What is being asked >> Scan the listing below and copy every line holding "value".

# Start of Data to process

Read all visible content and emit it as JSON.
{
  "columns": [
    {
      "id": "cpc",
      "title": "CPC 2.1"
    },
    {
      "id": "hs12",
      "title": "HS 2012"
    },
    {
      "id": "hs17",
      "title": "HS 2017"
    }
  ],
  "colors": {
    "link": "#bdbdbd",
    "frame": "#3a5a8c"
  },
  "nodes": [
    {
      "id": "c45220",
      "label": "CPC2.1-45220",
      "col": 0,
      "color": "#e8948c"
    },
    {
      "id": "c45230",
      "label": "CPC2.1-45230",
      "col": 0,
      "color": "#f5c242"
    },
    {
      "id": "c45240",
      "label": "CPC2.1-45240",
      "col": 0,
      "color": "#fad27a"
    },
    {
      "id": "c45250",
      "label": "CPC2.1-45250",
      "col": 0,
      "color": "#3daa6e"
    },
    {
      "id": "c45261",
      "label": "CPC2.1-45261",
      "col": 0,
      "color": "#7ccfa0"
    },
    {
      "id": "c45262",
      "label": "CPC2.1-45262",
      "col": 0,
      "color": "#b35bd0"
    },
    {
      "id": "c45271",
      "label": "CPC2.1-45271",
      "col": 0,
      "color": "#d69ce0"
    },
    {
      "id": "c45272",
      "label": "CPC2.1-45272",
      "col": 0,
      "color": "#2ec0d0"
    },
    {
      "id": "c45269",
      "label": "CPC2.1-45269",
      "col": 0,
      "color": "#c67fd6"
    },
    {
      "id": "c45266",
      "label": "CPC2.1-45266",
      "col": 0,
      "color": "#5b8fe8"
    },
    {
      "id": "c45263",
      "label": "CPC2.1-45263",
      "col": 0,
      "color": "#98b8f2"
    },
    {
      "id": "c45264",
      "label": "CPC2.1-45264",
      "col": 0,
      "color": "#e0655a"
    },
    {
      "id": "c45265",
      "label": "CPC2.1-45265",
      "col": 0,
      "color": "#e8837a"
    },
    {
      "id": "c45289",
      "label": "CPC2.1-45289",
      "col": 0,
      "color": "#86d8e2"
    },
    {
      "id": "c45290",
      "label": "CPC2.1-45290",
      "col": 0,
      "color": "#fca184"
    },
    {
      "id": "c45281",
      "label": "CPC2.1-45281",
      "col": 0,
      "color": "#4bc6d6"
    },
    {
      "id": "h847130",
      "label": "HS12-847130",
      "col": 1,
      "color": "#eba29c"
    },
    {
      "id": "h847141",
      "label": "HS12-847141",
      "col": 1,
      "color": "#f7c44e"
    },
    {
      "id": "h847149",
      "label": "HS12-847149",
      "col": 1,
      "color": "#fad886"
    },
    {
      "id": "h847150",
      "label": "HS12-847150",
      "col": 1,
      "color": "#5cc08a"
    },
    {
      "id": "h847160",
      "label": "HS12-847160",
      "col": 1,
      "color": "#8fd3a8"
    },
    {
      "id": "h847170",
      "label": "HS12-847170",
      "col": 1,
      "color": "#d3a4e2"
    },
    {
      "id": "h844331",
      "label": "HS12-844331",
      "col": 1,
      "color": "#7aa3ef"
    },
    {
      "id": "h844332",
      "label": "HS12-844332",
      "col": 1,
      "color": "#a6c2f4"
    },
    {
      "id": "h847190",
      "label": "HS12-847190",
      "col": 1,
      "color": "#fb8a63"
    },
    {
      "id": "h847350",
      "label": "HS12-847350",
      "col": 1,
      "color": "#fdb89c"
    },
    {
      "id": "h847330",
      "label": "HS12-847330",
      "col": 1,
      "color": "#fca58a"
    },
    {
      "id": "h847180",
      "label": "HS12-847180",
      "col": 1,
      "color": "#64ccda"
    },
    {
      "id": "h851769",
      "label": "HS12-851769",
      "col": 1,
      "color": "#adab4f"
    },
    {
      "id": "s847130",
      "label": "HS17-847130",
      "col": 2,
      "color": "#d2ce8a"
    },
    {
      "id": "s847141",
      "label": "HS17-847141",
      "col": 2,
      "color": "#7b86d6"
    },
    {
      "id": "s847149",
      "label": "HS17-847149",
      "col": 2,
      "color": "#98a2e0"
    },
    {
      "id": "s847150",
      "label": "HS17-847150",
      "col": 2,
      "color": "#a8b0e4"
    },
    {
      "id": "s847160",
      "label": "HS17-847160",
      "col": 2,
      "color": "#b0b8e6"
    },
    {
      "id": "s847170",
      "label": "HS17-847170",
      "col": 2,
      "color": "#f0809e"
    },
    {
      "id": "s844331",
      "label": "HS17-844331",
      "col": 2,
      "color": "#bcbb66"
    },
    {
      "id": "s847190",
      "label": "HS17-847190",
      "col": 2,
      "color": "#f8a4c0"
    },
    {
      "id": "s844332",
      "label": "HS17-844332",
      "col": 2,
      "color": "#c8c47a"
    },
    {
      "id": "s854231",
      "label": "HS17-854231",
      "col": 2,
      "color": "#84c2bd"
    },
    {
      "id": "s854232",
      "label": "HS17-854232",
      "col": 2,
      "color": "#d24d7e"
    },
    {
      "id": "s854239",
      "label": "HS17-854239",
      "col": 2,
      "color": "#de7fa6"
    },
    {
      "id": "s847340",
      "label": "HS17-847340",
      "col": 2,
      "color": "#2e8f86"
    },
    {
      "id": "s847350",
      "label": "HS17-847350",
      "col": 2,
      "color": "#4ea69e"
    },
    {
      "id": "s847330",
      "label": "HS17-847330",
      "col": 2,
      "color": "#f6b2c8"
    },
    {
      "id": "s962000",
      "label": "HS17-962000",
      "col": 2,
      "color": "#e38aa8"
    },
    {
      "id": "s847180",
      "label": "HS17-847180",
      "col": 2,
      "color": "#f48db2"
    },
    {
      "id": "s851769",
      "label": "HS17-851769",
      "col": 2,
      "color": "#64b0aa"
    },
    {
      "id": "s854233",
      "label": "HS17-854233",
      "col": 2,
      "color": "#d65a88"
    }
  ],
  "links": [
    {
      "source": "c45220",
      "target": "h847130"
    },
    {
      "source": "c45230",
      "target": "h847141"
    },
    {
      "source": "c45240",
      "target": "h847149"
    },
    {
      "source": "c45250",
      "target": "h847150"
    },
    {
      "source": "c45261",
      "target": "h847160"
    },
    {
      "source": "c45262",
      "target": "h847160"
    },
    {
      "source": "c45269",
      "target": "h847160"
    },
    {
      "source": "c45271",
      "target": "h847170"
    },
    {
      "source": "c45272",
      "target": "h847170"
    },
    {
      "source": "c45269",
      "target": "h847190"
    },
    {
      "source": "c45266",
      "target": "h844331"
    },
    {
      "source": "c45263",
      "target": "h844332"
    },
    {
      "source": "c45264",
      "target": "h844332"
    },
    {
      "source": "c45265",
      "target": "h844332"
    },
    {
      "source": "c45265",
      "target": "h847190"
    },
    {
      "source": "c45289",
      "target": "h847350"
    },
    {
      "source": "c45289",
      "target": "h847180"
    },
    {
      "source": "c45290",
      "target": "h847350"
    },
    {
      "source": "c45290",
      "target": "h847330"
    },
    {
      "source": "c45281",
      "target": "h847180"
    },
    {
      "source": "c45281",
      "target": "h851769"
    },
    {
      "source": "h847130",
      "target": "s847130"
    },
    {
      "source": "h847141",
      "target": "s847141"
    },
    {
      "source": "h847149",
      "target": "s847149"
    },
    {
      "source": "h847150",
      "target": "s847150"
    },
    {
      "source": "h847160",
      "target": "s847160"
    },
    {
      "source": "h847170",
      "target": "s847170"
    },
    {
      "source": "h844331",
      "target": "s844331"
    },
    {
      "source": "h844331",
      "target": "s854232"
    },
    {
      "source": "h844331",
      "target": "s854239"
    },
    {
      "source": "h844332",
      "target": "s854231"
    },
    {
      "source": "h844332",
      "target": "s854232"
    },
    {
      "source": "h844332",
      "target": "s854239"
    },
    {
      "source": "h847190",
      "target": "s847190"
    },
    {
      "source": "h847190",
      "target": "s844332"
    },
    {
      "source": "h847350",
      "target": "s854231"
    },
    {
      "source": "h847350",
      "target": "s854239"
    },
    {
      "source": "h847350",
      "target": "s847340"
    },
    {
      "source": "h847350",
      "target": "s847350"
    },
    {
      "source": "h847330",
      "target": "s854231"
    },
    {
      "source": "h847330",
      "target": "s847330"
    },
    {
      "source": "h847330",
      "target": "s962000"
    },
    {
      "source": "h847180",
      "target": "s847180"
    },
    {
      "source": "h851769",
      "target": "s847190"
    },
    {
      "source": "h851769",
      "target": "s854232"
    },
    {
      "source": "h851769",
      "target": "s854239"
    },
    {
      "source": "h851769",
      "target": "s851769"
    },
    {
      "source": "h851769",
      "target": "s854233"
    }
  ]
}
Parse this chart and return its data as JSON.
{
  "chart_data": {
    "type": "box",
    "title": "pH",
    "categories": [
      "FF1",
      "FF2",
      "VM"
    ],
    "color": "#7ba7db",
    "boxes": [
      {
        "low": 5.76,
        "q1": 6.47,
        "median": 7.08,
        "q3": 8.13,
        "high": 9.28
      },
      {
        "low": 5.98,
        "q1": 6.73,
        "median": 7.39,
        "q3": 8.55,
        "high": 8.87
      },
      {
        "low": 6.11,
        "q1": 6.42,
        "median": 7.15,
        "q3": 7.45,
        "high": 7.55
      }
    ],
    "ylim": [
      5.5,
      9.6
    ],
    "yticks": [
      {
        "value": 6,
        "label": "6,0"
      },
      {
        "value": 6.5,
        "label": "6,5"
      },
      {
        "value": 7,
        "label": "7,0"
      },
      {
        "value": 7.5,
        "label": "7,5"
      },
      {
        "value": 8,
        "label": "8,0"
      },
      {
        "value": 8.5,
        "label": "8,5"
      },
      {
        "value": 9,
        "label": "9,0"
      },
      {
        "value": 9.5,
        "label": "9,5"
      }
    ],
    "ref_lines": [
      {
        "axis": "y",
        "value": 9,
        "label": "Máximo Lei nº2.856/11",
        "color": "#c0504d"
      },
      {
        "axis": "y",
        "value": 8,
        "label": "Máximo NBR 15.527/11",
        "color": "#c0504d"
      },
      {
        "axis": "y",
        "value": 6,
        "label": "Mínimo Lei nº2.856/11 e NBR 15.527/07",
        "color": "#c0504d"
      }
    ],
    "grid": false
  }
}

# End of Data to process

Right answer >>
        "value": 6,
        "value": 6.5,
        "value": 7,
        "value": 7.5,
        "value": 8,
        "value": 8.5,
        "value": 9,
        "value": 9.5,
        "value": 9,
        "value": 8,
        "value": 6,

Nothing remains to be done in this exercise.